[LISTED RECORDS]
--- Begin ---
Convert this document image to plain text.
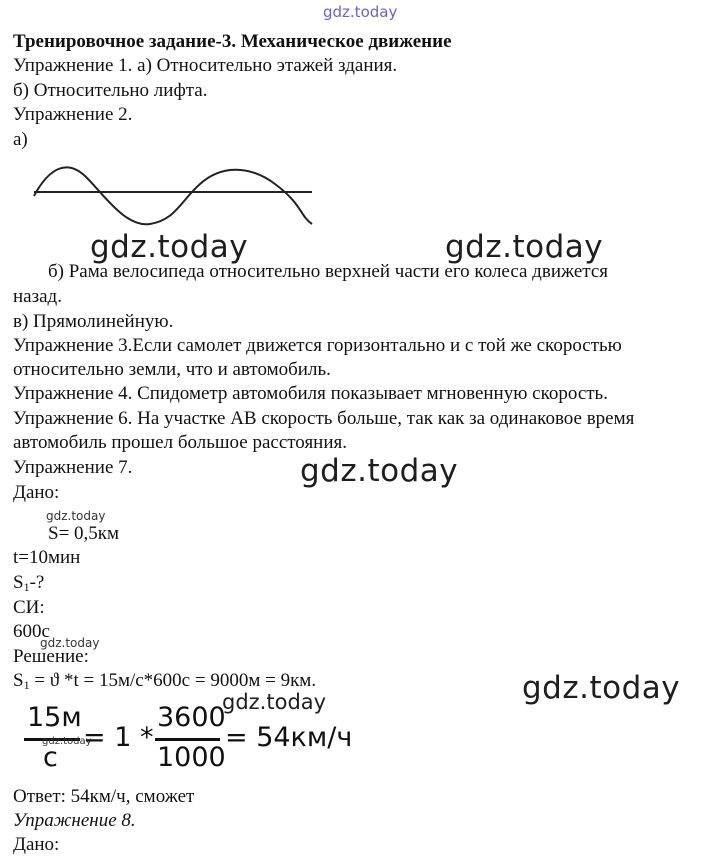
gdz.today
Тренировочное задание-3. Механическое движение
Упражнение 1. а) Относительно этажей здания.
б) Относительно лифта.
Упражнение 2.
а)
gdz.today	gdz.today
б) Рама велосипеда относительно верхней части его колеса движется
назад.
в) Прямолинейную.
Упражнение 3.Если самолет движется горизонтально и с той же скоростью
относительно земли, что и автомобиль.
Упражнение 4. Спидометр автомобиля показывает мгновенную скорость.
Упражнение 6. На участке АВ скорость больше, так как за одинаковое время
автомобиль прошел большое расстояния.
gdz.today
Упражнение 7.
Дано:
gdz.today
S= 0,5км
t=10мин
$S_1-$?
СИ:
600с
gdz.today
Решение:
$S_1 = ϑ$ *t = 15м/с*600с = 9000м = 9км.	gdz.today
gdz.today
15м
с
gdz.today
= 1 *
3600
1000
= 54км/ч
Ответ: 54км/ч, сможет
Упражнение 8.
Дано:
--- End ---
--- Begin ---
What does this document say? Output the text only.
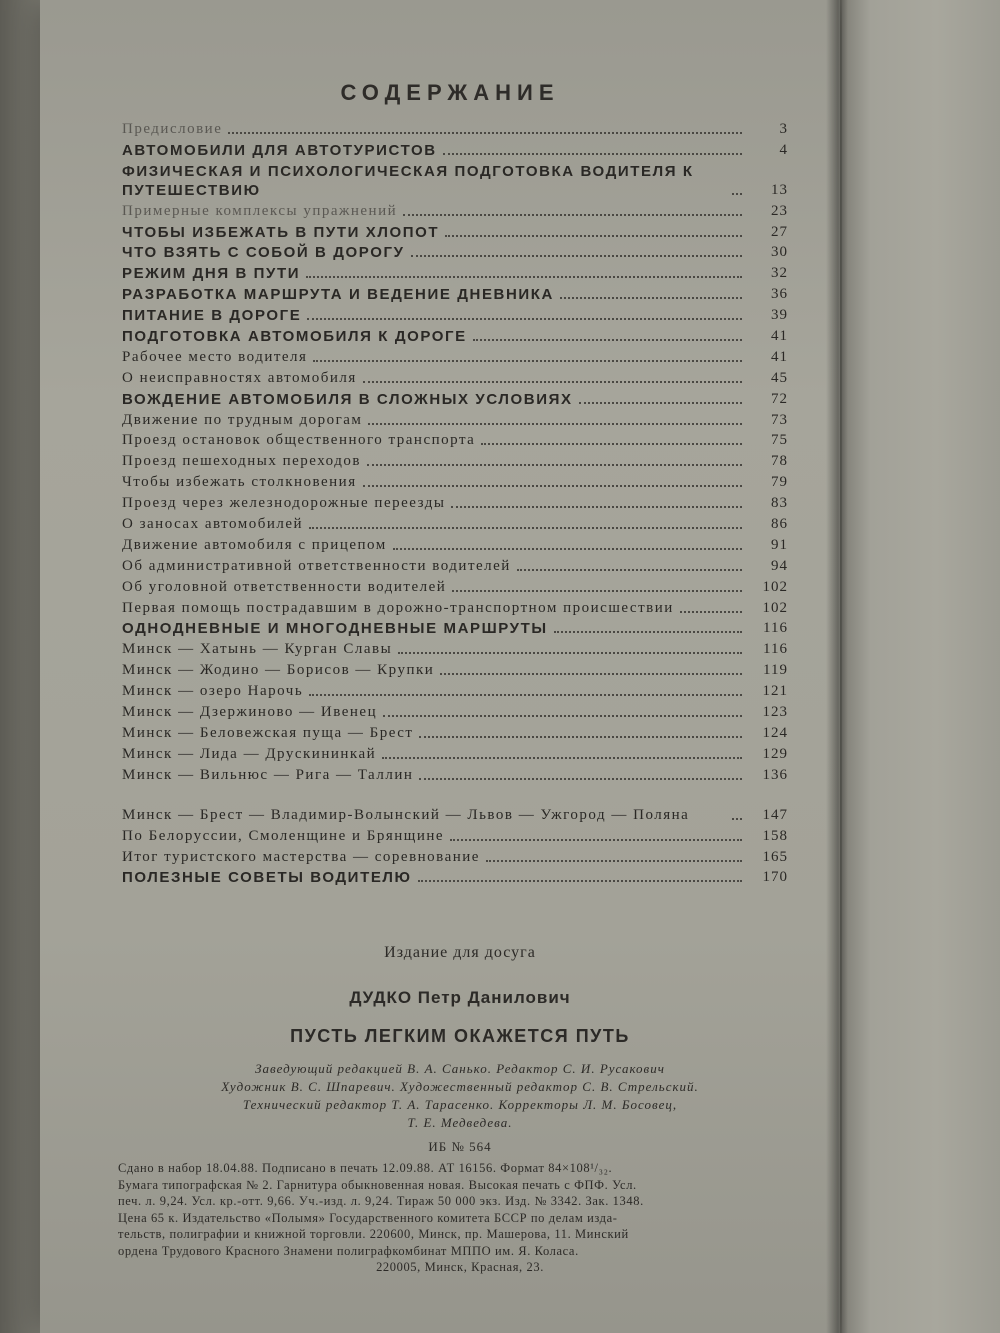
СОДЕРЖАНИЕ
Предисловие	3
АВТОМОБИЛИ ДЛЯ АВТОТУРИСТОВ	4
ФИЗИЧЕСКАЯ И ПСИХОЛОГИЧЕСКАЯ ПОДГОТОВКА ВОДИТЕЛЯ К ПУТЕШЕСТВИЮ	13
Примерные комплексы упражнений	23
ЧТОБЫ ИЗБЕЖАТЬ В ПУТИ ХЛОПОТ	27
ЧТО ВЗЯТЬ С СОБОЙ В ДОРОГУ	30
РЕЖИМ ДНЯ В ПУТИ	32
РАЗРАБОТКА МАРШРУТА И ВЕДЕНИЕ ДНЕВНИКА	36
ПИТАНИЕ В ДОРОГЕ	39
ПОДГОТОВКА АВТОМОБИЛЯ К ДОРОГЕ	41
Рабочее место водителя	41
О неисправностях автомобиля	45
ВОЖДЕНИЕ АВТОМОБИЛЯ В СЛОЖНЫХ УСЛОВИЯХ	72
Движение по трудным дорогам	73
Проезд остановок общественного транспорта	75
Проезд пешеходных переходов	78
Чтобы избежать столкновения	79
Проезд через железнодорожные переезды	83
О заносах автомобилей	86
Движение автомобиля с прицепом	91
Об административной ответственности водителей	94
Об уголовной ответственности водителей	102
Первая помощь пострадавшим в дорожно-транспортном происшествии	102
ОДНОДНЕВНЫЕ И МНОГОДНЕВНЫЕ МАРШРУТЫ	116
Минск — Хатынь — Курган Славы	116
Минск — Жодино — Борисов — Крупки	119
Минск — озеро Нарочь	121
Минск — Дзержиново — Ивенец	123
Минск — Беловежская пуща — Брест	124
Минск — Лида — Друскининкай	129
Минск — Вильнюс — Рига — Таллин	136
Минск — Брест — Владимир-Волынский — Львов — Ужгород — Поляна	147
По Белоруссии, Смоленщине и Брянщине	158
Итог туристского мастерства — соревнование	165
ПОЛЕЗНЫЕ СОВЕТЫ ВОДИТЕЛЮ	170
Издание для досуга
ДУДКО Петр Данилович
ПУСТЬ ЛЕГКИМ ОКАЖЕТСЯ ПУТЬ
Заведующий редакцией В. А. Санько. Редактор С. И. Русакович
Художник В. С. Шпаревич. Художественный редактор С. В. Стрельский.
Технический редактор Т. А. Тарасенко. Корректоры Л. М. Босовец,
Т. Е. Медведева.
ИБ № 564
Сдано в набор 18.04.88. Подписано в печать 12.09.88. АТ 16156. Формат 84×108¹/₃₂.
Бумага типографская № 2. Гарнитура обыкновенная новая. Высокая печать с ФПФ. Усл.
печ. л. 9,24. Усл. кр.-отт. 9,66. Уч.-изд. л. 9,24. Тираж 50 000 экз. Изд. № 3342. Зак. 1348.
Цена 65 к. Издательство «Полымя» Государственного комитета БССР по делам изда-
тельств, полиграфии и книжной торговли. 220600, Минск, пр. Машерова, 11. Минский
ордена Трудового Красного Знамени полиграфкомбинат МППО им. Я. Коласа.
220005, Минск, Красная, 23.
--- End ---
--- Begin ---
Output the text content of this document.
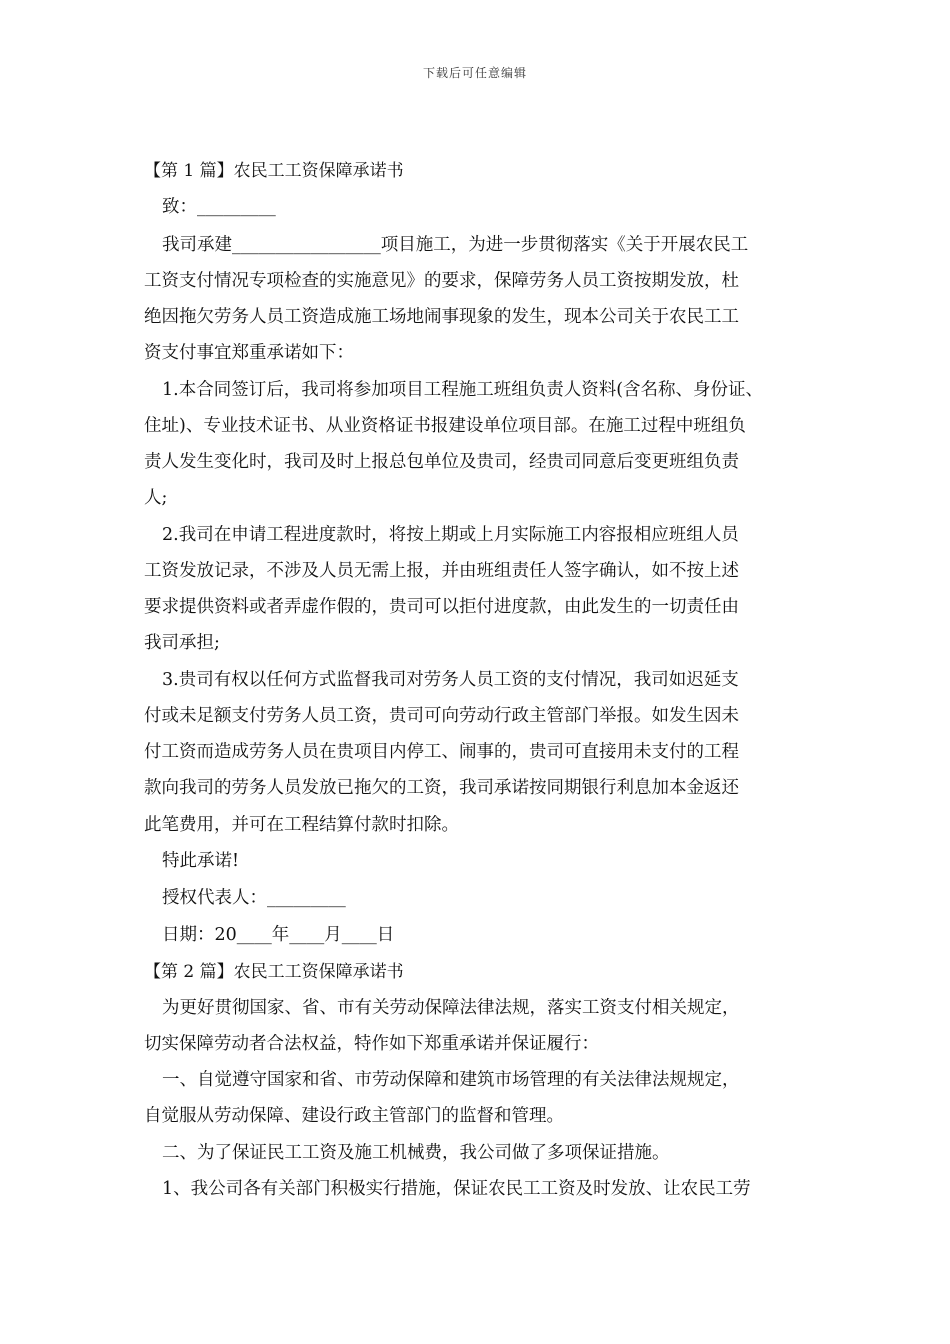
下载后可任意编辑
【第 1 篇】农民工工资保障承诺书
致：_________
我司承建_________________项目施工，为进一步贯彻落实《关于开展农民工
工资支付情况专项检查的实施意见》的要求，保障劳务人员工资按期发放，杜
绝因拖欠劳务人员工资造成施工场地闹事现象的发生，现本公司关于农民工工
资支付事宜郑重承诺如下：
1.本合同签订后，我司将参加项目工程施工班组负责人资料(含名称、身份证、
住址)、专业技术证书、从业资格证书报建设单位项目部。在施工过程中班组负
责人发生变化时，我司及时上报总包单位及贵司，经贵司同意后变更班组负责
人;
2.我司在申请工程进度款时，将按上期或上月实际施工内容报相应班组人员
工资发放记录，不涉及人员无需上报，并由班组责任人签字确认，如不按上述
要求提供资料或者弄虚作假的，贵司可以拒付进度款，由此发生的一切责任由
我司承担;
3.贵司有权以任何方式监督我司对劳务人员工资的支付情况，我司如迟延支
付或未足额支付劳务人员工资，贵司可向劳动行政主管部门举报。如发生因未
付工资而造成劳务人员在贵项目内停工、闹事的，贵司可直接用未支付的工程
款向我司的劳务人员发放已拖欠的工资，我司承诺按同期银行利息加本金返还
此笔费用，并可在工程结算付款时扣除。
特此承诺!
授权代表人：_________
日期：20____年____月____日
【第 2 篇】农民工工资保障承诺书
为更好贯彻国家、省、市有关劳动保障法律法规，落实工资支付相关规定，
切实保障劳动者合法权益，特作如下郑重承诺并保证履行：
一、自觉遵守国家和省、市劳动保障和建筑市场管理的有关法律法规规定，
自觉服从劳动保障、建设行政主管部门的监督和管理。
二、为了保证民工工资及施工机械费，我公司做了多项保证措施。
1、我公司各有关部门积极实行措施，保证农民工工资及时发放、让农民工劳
--- End ---
[SHORT PROBLEM]
Copy out all lines from the material above that contain the string "ПУТИ".

[THE ANSWER]
ЧТОБЫ ИЗБЕЖАТЬ В ПУТИ ХЛОПОТ	27
РЕЖИМ ДНЯ В ПУТИ	32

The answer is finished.